= Recorded data =
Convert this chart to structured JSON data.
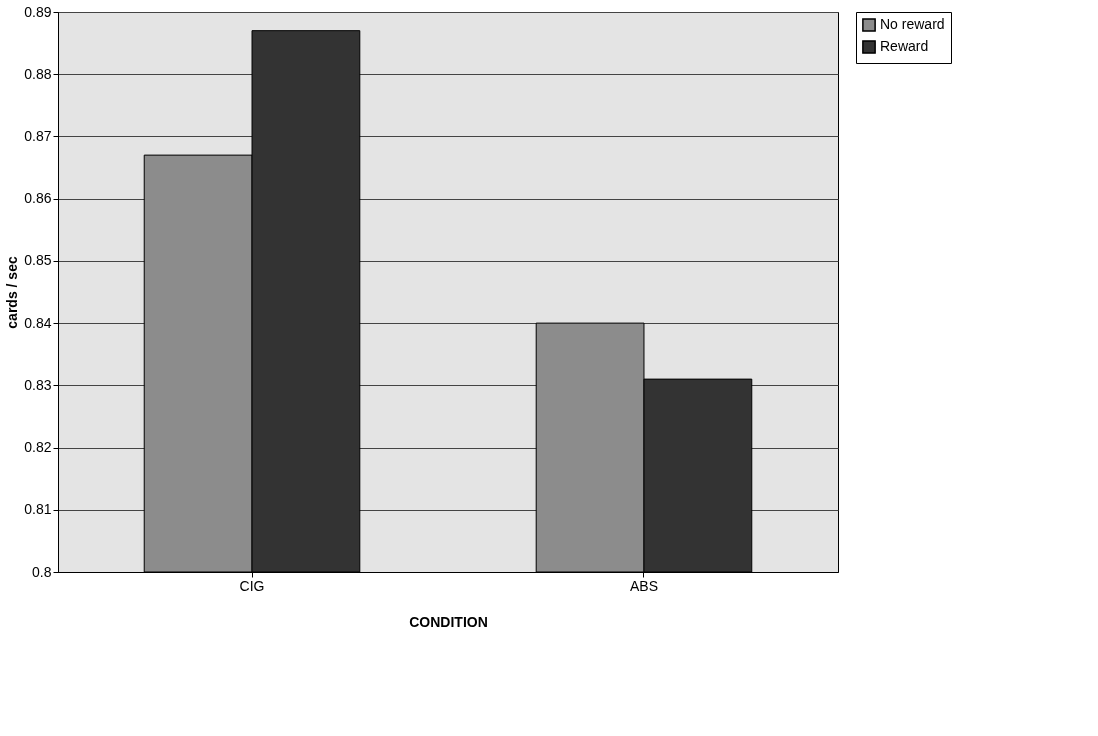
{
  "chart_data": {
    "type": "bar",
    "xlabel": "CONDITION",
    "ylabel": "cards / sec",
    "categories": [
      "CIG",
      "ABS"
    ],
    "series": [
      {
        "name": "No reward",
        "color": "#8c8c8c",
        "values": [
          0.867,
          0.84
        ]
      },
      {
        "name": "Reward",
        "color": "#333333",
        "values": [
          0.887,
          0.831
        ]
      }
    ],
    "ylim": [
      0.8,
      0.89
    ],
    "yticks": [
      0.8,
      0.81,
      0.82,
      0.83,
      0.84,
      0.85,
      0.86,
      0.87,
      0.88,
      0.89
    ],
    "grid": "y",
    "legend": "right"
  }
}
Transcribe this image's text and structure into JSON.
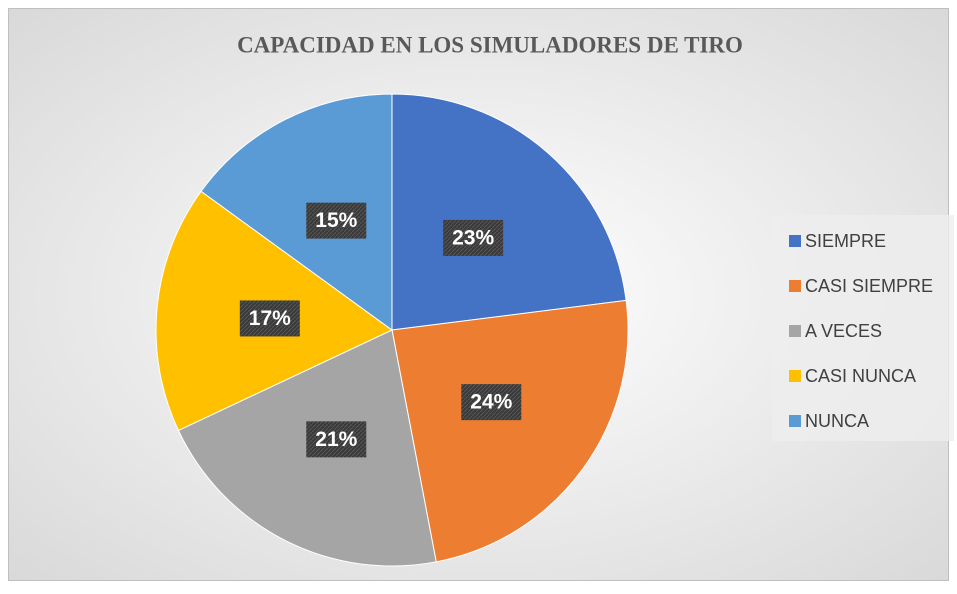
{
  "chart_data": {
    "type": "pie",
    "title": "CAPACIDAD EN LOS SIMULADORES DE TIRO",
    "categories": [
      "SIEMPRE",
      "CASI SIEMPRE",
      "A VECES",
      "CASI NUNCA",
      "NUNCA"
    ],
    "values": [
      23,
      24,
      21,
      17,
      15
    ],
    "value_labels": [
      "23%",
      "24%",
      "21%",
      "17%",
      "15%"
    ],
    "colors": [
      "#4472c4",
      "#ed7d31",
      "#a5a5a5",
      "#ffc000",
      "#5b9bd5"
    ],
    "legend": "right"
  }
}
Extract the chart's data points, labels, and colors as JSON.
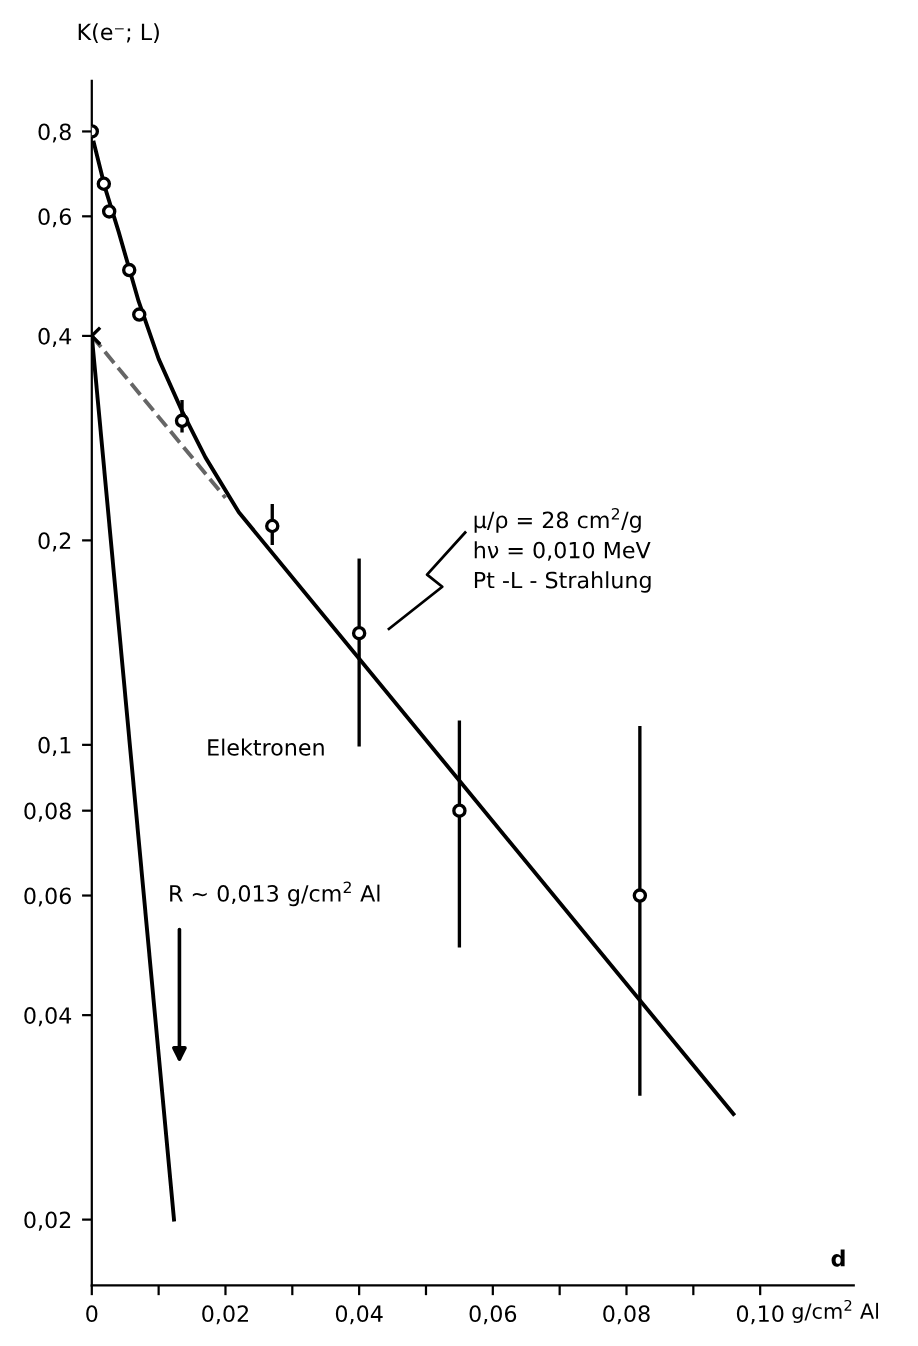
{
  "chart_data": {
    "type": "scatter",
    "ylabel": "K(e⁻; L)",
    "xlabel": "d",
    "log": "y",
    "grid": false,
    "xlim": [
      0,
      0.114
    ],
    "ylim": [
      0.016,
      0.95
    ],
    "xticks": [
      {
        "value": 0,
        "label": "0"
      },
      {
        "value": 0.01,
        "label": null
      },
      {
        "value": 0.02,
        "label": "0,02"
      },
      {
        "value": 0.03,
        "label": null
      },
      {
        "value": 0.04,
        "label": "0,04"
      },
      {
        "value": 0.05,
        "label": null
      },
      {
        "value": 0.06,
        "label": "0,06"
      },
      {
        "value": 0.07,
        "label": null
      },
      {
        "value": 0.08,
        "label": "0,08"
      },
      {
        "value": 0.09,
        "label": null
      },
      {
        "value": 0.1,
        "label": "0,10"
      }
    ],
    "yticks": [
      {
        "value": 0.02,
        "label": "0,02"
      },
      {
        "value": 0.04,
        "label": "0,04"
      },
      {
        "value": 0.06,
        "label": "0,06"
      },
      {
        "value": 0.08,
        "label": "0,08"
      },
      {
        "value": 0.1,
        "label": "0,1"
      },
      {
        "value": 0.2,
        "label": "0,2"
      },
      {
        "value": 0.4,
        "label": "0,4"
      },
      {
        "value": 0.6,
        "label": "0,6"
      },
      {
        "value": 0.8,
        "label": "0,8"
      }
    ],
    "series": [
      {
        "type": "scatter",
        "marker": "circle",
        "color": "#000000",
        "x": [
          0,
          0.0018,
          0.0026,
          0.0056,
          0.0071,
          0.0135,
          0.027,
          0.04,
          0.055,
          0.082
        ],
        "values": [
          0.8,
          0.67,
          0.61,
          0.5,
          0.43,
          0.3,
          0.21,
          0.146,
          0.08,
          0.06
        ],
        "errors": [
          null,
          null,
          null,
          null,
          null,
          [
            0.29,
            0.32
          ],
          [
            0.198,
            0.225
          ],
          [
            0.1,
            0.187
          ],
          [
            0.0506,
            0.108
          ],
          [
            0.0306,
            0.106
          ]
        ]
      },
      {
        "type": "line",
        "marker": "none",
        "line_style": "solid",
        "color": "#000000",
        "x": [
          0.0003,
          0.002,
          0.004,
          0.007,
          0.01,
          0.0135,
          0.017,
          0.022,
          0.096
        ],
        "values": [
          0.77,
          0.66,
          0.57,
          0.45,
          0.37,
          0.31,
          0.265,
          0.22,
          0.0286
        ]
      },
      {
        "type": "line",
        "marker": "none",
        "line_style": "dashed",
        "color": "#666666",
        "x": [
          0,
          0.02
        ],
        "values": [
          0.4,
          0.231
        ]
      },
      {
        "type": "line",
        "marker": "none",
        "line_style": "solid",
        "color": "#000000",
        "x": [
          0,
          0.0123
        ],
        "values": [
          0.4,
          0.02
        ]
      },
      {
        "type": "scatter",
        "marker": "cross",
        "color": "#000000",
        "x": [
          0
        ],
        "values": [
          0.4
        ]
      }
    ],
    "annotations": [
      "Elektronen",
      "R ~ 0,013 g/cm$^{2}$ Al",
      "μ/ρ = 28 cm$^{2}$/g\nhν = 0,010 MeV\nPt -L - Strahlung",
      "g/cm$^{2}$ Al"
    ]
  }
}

= Aim of the exercise =
Retype each entry precisely. Skip images entirely.

= Exercise response =
Convert this chart to structured JSON data.
{
  "chart_data": {
    "type": "bar",
    "xlabel": "CONDITION",
    "ylabel": "cards / sec",
    "categories": [
      "CIG",
      "ABS"
    ],
    "series": [
      {
        "name": "No reward",
        "color": "#8c8c8c",
        "values": [
          0.867,
          0.84
        ]
      },
      {
        "name": "Reward",
        "color": "#333333",
        "values": [
          0.887,
          0.831
        ]
      }
    ],
    "ylim": [
      0.8,
      0.89
    ],
    "yticks": [
      0.8,
      0.81,
      0.82,
      0.83,
      0.84,
      0.85,
      0.86,
      0.87,
      0.88,
      0.89
    ],
    "grid": "y",
    "legend": "right"
  }
}
Transcribe this image's text and structure into JSON.
{
  "chart_data": {
    "type": "pie",
    "title": "CAPACIDAD EN LOS SIMULADORES DE TIRO",
    "categories": [
      "SIEMPRE",
      "CASI SIEMPRE",
      "A VECES",
      "CASI NUNCA",
      "NUNCA"
    ],
    "values": [
      23,
      24,
      21,
      17,
      15
    ],
    "value_labels": [
      "23%",
      "24%",
      "21%",
      "17%",
      "15%"
    ],
    "colors": [
      "#4472c4",
      "#ed7d31",
      "#a5a5a5",
      "#ffc000",
      "#5b9bd5"
    ],
    "legend": "right"
  }
}
Extract the chart's data points, labels, and colors as JSON.
{
  "chart_data": {
    "type": "scatter",
    "ylabel": "K(e⁻; L)",
    "xlabel": "d",
    "log": "y",
    "grid": false,
    "xlim": [
      0,
      0.114
    ],
    "ylim": [
      0.016,
      0.95
    ],
    "xticks": [
      {
        "value": 0,
        "label": "0"
      },
      {
        "value": 0.01,
        "label": null
      },
      {
        "value": 0.02,
        "label": "0,02"
      },
      {
        "value": 0.03,
        "label": null
      },
      {
        "value": 0.04,
        "label": "0,04"
      },
      {
        "value": 0.05,
        "label": null
      },
      {
        "value": 0.06,
        "label": "0,06"
      },
      {
        "value": 0.07,
        "label": null
      },
      {
        "value": 0.08,
        "label": "0,08"
      },
      {
        "value": 0.09,
        "label": null
      },
      {
        "value": 0.1,
        "label": "0,10"
      }
    ],
    "yticks": [
      {
        "value": 0.02,
        "label": "0,02"
      },
      {
        "value": 0.04,
        "label": "0,04"
      },
      {
        "value": 0.06,
        "label": "0,06"
      },
      {
        "value": 0.08,
        "label": "0,08"
      },
      {
        "value": 0.1,
        "label": "0,1"
      },
      {
        "value": 0.2,
        "label": "0,2"
      },
      {
        "value": 0.4,
        "label": "0,4"
      },
      {
        "value": 0.6,
        "label": "0,6"
      },
      {
        "value": 0.8,
        "label": "0,8"
      }
    ],
    "series": [
      {
        "type": "scatter",
        "marker": "circle",
        "color": "#000000",
        "x": [
          0,
          0.0018,
          0.0026,
          0.0056,
          0.0071,
          0.0135,
          0.027,
          0.04,
          0.055,
          0.082
        ],
        "values": [
          0.8,
          0.67,
          0.61,
          0.5,
          0.43,
          0.3,
          0.21,
          0.146,
          0.08,
          0.06
        ],
        "errors": [
          null,
          null,
          null,
          null,
          null,
          [
            0.29,
            0.32
          ],
          [
            0.198,
            0.225
          ],
          [
            0.1,
            0.187
          ],
          [
            0.0506,
            0.108
          ],
          [
            0.0306,
            0.106
          ]
        ]
      },
      {
        "type": "line",
        "marker": "none",
        "line_style": "solid",
        "color": "#000000",
        "x": [
          0.0003,
          0.002,
          0.004,
          0.007,
          0.01,
          0.0135,
          0.017,
          0.022,
          0.096
        ],
        "values": [
          0.77,
          0.66,
          0.57,
          0.45,
          0.37,
          0.31,
          0.265,
          0.22,
          0.0286
        ]
      },
      {
        "type": "line",
        "marker": "none",
        "line_style": "dashed",
        "color": "#666666",
        "x": [
          0,
          0.02
        ],
        "values": [
          0.4,
          0.231
        ]
      },
      {
        "type": "line",
        "marker": "none",
        "line_style": "solid",
        "color": "#000000",
        "x": [
          0,
          0.0123
        ],
        "values": [
          0.4,
          0.02
        ]
      },
      {
        "type": "scatter",
        "marker": "cross",
        "color": "#000000",
        "x": [
          0
        ],
        "values": [
          0.4
        ]
      }
    ],
    "annotations": [
      "Elektronen",
      "R ~ 0,013 g/cm$^{2}$ Al",
      "μ/ρ = 28 cm$^{2}$/g\nhν = 0,010 MeV\nPt -L - Strahlung",
      "g/cm$^{2}$ Al"
    ]
  }
}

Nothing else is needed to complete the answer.